> [WORK TO COMPLETE]: Only a number is wanted: how many lines in the listing contain the word "this"?

Rows from a dataset:
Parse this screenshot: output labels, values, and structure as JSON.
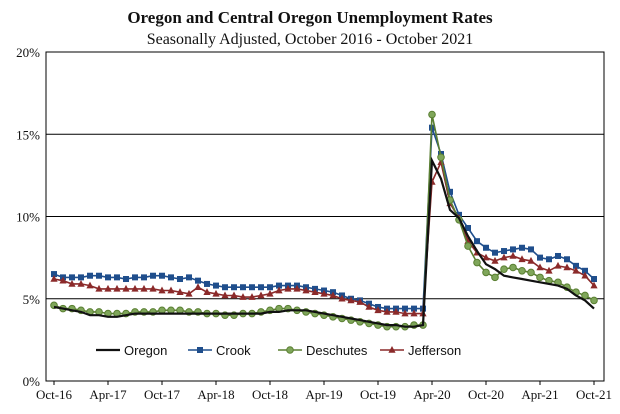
{
  "chart_data": {
    "type": "line",
    "title": "Oregon and Central Oregon Unemployment Rates",
    "subtitle": "Seasonally Adjusted, October 2016 - October 2021",
    "xlabel": "",
    "ylabel": "",
    "ylim": [
      0,
      20
    ],
    "y_ticks": [
      "0%",
      "5%",
      "10%",
      "15%",
      "20%"
    ],
    "x_ticks": [
      "Oct-16",
      "Apr-17",
      "Oct-17",
      "Apr-18",
      "Oct-18",
      "Apr-19",
      "Oct-19",
      "Apr-20",
      "Oct-20",
      "Apr-21",
      "Oct-21"
    ],
    "grid": "horizontal",
    "legend_position": "bottom-inside",
    "x": [
      "Oct-16",
      "Nov-16",
      "Dec-16",
      "Jan-17",
      "Feb-17",
      "Mar-17",
      "Apr-17",
      "May-17",
      "Jun-17",
      "Jul-17",
      "Aug-17",
      "Sep-17",
      "Oct-17",
      "Nov-17",
      "Dec-17",
      "Jan-18",
      "Feb-18",
      "Mar-18",
      "Apr-18",
      "May-18",
      "Jun-18",
      "Jul-18",
      "Aug-18",
      "Sep-18",
      "Oct-18",
      "Nov-18",
      "Dec-18",
      "Jan-19",
      "Feb-19",
      "Mar-19",
      "Apr-19",
      "May-19",
      "Jun-19",
      "Jul-19",
      "Aug-19",
      "Sep-19",
      "Oct-19",
      "Nov-19",
      "Dec-19",
      "Jan-20",
      "Feb-20",
      "Mar-20",
      "Apr-20",
      "May-20",
      "Jun-20",
      "Jul-20",
      "Aug-20",
      "Sep-20",
      "Oct-20",
      "Nov-20",
      "Dec-20",
      "Jan-21",
      "Feb-21",
      "Mar-21",
      "Apr-21",
      "May-21",
      "Jun-21",
      "Jul-21",
      "Aug-21",
      "Sep-21",
      "Oct-21"
    ],
    "series": [
      {
        "name": "Oregon",
        "color": "#111111",
        "marker": "none",
        "values": [
          4.5,
          4.4,
          4.3,
          4.2,
          4.0,
          4.0,
          3.9,
          3.9,
          4.0,
          4.1,
          4.1,
          4.1,
          4.1,
          4.1,
          4.1,
          4.1,
          4.1,
          4.1,
          4.1,
          4.1,
          4.1,
          4.1,
          4.1,
          4.1,
          4.2,
          4.2,
          4.3,
          4.3,
          4.3,
          4.2,
          4.1,
          4.0,
          3.9,
          3.8,
          3.7,
          3.6,
          3.5,
          3.4,
          3.4,
          3.3,
          3.3,
          3.4,
          13.4,
          12.3,
          10.4,
          9.9,
          8.8,
          7.9,
          7.1,
          6.8,
          6.4,
          6.3,
          6.2,
          6.1,
          6.0,
          5.9,
          5.8,
          5.6,
          5.2,
          4.9,
          4.4
        ]
      },
      {
        "name": "Crook",
        "color": "#1f4e8c",
        "marker": "square",
        "values": [
          6.5,
          6.3,
          6.3,
          6.3,
          6.4,
          6.4,
          6.3,
          6.3,
          6.2,
          6.3,
          6.3,
          6.4,
          6.4,
          6.3,
          6.2,
          6.3,
          6.1,
          5.9,
          5.8,
          5.7,
          5.7,
          5.7,
          5.7,
          5.7,
          5.7,
          5.8,
          5.8,
          5.8,
          5.7,
          5.6,
          5.5,
          5.4,
          5.2,
          5.0,
          4.9,
          4.7,
          4.5,
          4.4,
          4.4,
          4.4,
          4.4,
          4.4,
          15.4,
          13.8,
          11.5,
          10.1,
          9.3,
          8.5,
          8.1,
          7.8,
          7.9,
          8.0,
          8.1,
          8.0,
          7.5,
          7.4,
          7.6,
          7.4,
          7.0,
          6.7,
          6.2
        ]
      },
      {
        "name": "Deschutes",
        "color": "#5a7f32",
        "marker": "circle",
        "values": [
          4.6,
          4.4,
          4.4,
          4.3,
          4.2,
          4.2,
          4.1,
          4.1,
          4.1,
          4.2,
          4.2,
          4.2,
          4.3,
          4.3,
          4.3,
          4.2,
          4.2,
          4.1,
          4.1,
          4.0,
          4.0,
          4.1,
          4.1,
          4.2,
          4.3,
          4.4,
          4.4,
          4.3,
          4.2,
          4.1,
          4.0,
          3.9,
          3.8,
          3.7,
          3.6,
          3.5,
          3.4,
          3.3,
          3.3,
          3.3,
          3.4,
          3.4,
          16.2,
          13.6,
          11.0,
          9.8,
          8.2,
          7.2,
          6.6,
          6.3,
          6.8,
          6.9,
          6.7,
          6.6,
          6.3,
          6.1,
          6.0,
          5.7,
          5.4,
          5.2,
          4.9
        ]
      },
      {
        "name": "Jefferson",
        "color": "#8b2a2a",
        "marker": "triangle",
        "values": [
          6.2,
          6.1,
          5.9,
          5.9,
          5.8,
          5.6,
          5.6,
          5.6,
          5.6,
          5.6,
          5.6,
          5.6,
          5.5,
          5.5,
          5.4,
          5.3,
          5.7,
          5.4,
          5.3,
          5.2,
          5.2,
          5.1,
          5.1,
          5.2,
          5.3,
          5.5,
          5.6,
          5.6,
          5.5,
          5.4,
          5.3,
          5.2,
          5.0,
          4.9,
          4.8,
          4.5,
          4.3,
          4.2,
          4.2,
          4.1,
          4.1,
          4.1,
          12.1,
          13.3,
          10.8,
          9.9,
          8.5,
          7.8,
          7.5,
          7.3,
          7.5,
          7.6,
          7.4,
          7.3,
          6.9,
          6.7,
          7.0,
          6.9,
          6.7,
          6.4,
          5.8
        ]
      }
    ]
  }
}
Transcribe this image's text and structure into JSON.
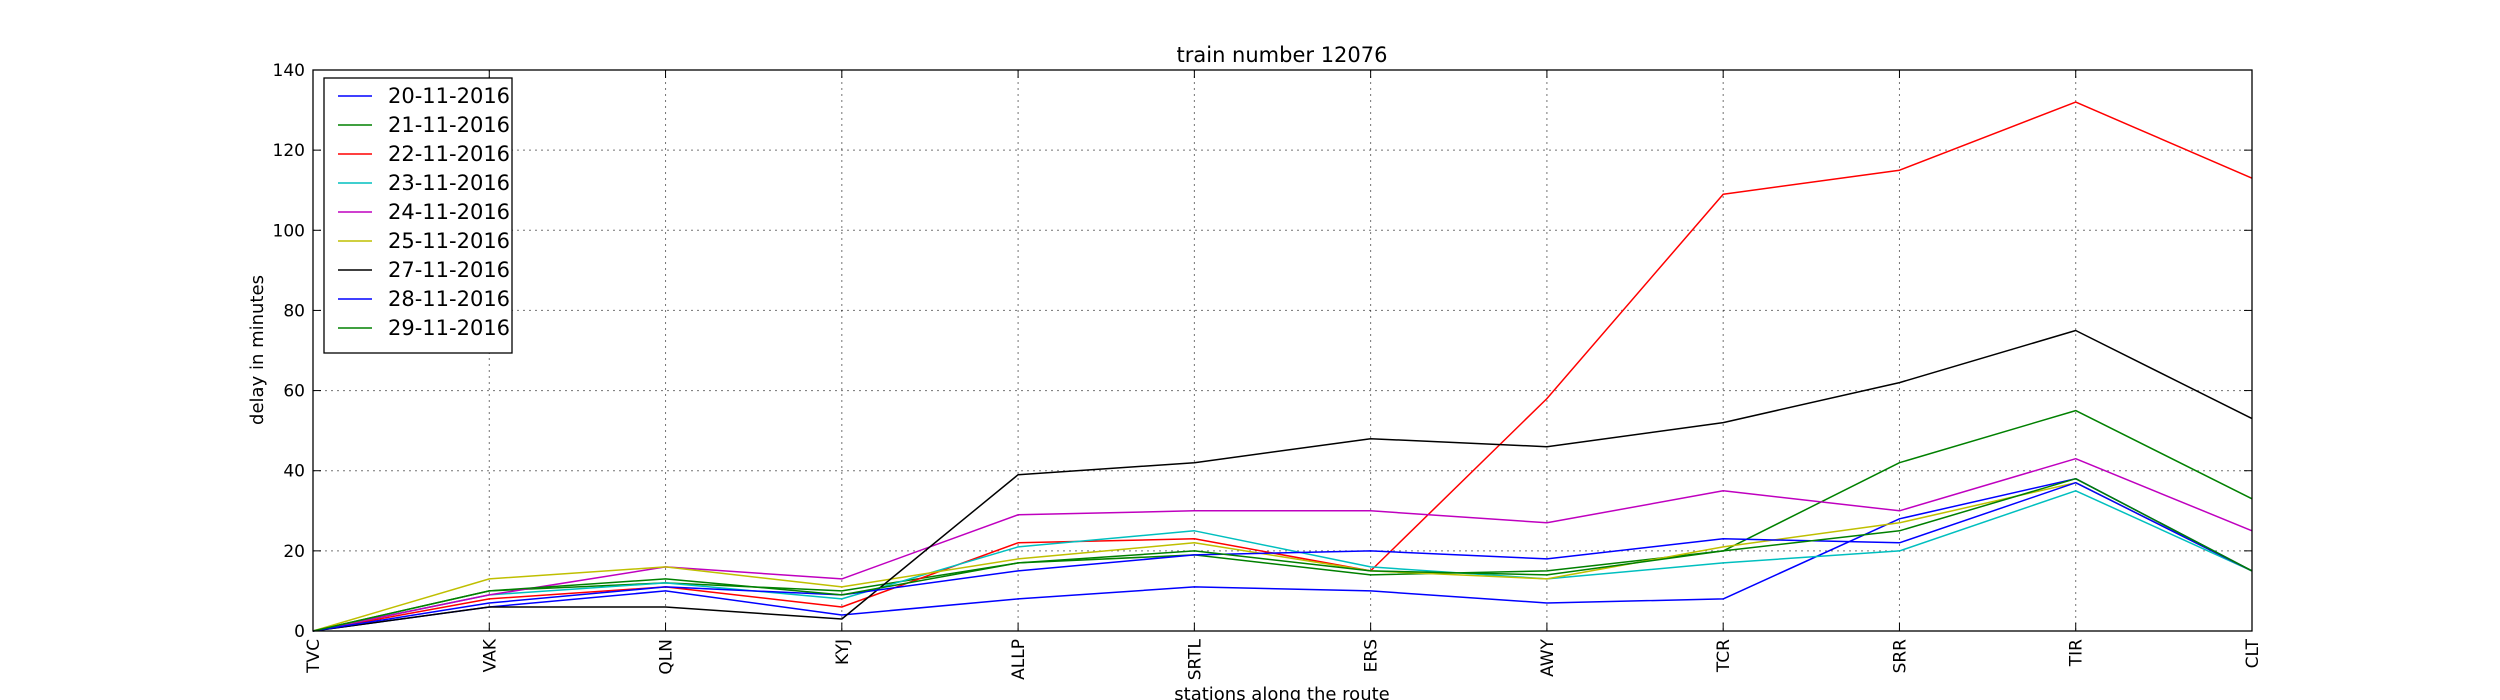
{
  "chart_data": {
    "type": "line",
    "title": "train number 12076",
    "xlabel": "stations along the route",
    "ylabel": "delay in minutes",
    "categories": [
      "TVC",
      "VAK",
      "QLN",
      "KYJ",
      "ALLP",
      "SRTL",
      "ERS",
      "AWY",
      "TCR",
      "SRR",
      "TIR",
      "CLT"
    ],
    "ylim": [
      0,
      140
    ],
    "yticks": [
      0,
      20,
      40,
      60,
      80,
      100,
      120,
      140
    ],
    "grid": true,
    "legend_position": "top-left",
    "series": [
      {
        "name": "20-11-2016",
        "color": "#0000ff",
        "values": [
          0,
          6,
          10,
          4,
          8,
          11,
          10,
          7,
          8,
          28,
          38,
          15
        ]
      },
      {
        "name": "21-11-2016",
        "color": "#008000",
        "values": [
          0,
          10,
          12,
          10,
          17,
          19,
          14,
          15,
          20,
          42,
          55,
          33
        ]
      },
      {
        "name": "22-11-2016",
        "color": "#ff0000",
        "values": [
          0,
          8,
          11,
          6,
          22,
          23,
          15,
          58,
          109,
          115,
          132,
          113
        ]
      },
      {
        "name": "23-11-2016",
        "color": "#00bfbf",
        "values": [
          0,
          9,
          12,
          8,
          21,
          25,
          16,
          13,
          17,
          20,
          35,
          15
        ]
      },
      {
        "name": "24-11-2016",
        "color": "#bf00bf",
        "values": [
          0,
          9,
          16,
          13,
          29,
          30,
          30,
          27,
          35,
          30,
          43,
          25
        ]
      },
      {
        "name": "25-11-2016",
        "color": "#bfbf00",
        "values": [
          0,
          13,
          16,
          11,
          18,
          22,
          15,
          13,
          21,
          27,
          37,
          15
        ]
      },
      {
        "name": "27-11-2016",
        "color": "#000000",
        "values": [
          0,
          6,
          6,
          3,
          39,
          42,
          48,
          46,
          52,
          62,
          75,
          53
        ]
      },
      {
        "name": "28-11-2016",
        "color": "#0000ff",
        "values": [
          0,
          7,
          11,
          9,
          15,
          19,
          20,
          18,
          23,
          22,
          37,
          15
        ]
      },
      {
        "name": "29-11-2016",
        "color": "#008000",
        "values": [
          0,
          10,
          13,
          9,
          17,
          20,
          15,
          14,
          20,
          25,
          38,
          15
        ]
      }
    ]
  }
}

> [RESULT OF THE TASK]: 2